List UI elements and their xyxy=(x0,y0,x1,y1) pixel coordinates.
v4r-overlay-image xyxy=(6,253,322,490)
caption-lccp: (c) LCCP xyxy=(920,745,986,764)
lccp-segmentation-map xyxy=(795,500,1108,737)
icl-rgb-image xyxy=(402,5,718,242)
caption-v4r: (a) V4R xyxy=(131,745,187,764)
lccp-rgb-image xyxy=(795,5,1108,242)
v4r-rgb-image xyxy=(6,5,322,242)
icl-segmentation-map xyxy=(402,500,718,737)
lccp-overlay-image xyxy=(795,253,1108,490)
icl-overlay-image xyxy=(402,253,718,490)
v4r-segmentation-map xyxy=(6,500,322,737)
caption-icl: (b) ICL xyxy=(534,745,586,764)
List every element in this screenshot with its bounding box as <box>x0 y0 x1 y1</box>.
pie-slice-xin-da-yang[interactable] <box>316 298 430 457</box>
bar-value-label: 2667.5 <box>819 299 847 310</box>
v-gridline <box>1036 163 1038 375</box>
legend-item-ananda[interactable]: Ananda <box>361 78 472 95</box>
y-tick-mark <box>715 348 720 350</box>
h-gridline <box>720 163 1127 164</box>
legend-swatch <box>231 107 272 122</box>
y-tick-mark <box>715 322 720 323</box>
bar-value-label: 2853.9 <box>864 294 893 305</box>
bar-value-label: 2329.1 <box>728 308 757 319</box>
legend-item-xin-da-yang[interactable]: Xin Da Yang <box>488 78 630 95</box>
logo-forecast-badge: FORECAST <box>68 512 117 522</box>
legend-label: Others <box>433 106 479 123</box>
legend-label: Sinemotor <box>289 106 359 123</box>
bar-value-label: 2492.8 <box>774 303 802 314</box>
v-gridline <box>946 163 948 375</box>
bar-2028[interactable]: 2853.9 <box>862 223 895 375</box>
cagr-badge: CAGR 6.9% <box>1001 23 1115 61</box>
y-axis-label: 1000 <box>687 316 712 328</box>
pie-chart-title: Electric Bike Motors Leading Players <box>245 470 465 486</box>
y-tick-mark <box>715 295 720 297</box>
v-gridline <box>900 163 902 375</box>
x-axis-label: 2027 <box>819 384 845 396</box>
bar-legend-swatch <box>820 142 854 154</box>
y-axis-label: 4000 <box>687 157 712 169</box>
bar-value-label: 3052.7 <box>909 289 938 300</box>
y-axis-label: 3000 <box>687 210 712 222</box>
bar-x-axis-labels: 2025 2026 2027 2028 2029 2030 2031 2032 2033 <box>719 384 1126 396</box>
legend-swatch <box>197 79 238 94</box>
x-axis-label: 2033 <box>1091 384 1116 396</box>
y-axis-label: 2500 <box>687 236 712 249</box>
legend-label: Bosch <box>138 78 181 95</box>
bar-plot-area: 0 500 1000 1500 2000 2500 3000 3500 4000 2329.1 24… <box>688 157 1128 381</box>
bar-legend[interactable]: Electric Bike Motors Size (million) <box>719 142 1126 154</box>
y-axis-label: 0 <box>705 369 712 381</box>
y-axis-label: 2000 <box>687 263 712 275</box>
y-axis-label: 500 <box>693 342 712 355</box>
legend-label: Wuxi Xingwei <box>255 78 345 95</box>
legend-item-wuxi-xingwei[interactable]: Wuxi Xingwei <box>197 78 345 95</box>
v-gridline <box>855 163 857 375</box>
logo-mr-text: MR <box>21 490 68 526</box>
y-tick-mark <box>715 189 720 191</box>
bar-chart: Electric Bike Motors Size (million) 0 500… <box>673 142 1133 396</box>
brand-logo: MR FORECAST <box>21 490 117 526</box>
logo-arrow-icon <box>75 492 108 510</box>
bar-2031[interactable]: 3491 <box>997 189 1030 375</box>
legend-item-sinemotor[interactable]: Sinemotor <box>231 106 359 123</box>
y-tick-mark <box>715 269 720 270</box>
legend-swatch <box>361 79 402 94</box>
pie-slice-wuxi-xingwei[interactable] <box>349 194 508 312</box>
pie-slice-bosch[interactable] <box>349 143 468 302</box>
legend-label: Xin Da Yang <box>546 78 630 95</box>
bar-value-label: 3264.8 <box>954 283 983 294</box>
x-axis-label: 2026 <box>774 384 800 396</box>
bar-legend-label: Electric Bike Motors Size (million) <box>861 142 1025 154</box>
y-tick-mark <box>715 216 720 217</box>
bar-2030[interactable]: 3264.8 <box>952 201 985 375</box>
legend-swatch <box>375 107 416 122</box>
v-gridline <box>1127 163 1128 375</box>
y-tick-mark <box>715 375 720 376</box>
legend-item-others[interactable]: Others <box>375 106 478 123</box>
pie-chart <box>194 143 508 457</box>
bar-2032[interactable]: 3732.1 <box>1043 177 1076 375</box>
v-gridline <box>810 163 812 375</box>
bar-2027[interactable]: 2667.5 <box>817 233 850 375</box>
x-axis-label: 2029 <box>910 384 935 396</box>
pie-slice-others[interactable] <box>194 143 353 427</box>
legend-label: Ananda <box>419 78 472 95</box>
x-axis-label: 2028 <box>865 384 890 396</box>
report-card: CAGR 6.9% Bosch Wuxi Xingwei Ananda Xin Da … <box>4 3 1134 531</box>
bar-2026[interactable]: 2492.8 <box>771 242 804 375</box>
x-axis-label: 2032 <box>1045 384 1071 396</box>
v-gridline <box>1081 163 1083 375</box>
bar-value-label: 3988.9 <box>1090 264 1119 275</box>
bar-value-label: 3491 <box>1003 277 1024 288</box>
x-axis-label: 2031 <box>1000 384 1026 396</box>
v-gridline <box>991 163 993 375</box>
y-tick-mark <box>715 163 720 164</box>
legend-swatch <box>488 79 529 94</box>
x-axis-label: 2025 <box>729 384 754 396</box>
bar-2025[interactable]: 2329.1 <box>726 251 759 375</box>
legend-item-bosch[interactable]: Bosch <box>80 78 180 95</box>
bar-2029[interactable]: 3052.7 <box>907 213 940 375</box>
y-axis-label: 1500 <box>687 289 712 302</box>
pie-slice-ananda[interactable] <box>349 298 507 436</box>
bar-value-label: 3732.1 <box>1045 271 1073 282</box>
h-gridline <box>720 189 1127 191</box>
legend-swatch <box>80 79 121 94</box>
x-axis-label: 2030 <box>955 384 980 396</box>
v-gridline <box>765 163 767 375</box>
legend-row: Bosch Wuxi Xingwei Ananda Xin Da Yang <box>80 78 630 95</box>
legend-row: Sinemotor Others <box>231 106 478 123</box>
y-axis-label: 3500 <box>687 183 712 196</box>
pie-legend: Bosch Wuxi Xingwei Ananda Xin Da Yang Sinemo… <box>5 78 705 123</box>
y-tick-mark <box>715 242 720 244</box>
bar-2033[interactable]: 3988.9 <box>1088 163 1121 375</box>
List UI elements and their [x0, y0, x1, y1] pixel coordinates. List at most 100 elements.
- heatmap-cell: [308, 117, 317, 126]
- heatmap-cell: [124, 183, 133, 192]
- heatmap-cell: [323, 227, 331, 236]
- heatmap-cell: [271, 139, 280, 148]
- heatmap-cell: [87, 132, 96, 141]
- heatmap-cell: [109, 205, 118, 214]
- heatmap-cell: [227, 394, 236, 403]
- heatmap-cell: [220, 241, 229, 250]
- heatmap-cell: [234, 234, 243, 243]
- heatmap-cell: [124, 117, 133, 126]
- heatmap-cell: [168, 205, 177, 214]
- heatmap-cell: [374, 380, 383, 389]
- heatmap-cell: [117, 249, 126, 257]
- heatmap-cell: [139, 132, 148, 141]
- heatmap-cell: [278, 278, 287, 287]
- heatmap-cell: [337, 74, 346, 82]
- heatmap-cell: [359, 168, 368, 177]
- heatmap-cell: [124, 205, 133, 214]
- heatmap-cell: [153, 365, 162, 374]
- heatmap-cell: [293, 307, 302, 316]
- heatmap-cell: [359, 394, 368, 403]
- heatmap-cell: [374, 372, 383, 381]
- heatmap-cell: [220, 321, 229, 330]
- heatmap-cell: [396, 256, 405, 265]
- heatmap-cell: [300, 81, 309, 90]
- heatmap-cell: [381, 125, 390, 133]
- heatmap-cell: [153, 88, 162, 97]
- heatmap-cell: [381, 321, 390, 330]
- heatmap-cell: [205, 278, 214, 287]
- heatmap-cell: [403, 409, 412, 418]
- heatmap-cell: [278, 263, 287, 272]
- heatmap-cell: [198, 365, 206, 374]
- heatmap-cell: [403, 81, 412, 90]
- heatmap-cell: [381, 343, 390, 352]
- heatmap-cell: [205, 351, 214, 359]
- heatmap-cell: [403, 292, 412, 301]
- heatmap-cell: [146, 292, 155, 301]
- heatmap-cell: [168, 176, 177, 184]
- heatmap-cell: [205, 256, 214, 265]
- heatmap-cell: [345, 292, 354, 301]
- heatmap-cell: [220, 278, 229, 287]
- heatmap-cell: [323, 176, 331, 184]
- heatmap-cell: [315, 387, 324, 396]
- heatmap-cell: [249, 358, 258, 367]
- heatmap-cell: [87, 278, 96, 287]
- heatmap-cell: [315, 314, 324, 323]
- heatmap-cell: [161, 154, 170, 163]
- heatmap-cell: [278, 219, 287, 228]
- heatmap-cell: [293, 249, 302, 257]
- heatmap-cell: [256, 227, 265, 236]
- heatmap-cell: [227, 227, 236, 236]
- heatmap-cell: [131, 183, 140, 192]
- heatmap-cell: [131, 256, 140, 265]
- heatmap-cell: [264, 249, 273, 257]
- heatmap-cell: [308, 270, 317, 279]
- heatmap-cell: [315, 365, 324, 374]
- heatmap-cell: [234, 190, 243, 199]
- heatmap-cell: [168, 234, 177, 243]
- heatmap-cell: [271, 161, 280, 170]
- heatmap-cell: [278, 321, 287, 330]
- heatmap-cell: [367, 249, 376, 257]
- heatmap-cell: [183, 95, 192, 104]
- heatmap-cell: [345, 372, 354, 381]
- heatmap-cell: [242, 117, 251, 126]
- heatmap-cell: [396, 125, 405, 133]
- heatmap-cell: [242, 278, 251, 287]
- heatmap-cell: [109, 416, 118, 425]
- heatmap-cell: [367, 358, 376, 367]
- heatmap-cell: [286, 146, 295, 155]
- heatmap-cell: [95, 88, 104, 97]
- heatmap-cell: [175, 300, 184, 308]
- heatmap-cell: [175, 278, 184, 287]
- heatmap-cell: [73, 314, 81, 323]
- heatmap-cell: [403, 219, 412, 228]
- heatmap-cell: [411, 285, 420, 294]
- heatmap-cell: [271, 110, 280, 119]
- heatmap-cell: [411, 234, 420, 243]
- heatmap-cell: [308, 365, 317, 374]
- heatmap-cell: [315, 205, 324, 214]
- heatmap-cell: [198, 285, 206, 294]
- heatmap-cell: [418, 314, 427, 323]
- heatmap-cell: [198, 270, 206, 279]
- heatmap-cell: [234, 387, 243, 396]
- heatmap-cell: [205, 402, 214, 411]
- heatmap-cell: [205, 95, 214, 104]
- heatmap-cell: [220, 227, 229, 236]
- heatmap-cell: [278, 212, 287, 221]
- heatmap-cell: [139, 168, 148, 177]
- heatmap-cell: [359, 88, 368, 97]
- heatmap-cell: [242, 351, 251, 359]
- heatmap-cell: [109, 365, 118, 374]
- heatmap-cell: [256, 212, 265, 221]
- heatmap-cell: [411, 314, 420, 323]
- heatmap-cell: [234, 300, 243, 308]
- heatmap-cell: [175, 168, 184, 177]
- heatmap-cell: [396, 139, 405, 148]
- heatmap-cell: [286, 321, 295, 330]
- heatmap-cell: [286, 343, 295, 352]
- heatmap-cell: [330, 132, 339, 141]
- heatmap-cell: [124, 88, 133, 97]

+ + + +

Reproduce the listing verbatim from its first line through the line containing "icl-overlay-image xyxy=(402,253,718,490)", including both of those lines.

List UI elements and their xyxy=(x0,y0,x1,y1) pixel coordinates.
v4r-overlay-image xyxy=(6,253,322,490)
caption-lccp: (c) LCCP xyxy=(920,745,986,764)
lccp-segmentation-map xyxy=(795,500,1108,737)
icl-rgb-image xyxy=(402,5,718,242)
caption-v4r: (a) V4R xyxy=(131,745,187,764)
lccp-rgb-image xyxy=(795,5,1108,242)
v4r-rgb-image xyxy=(6,5,322,242)
icl-segmentation-map xyxy=(402,500,718,737)
lccp-overlay-image xyxy=(795,253,1108,490)
icl-overlay-image xyxy=(402,253,718,490)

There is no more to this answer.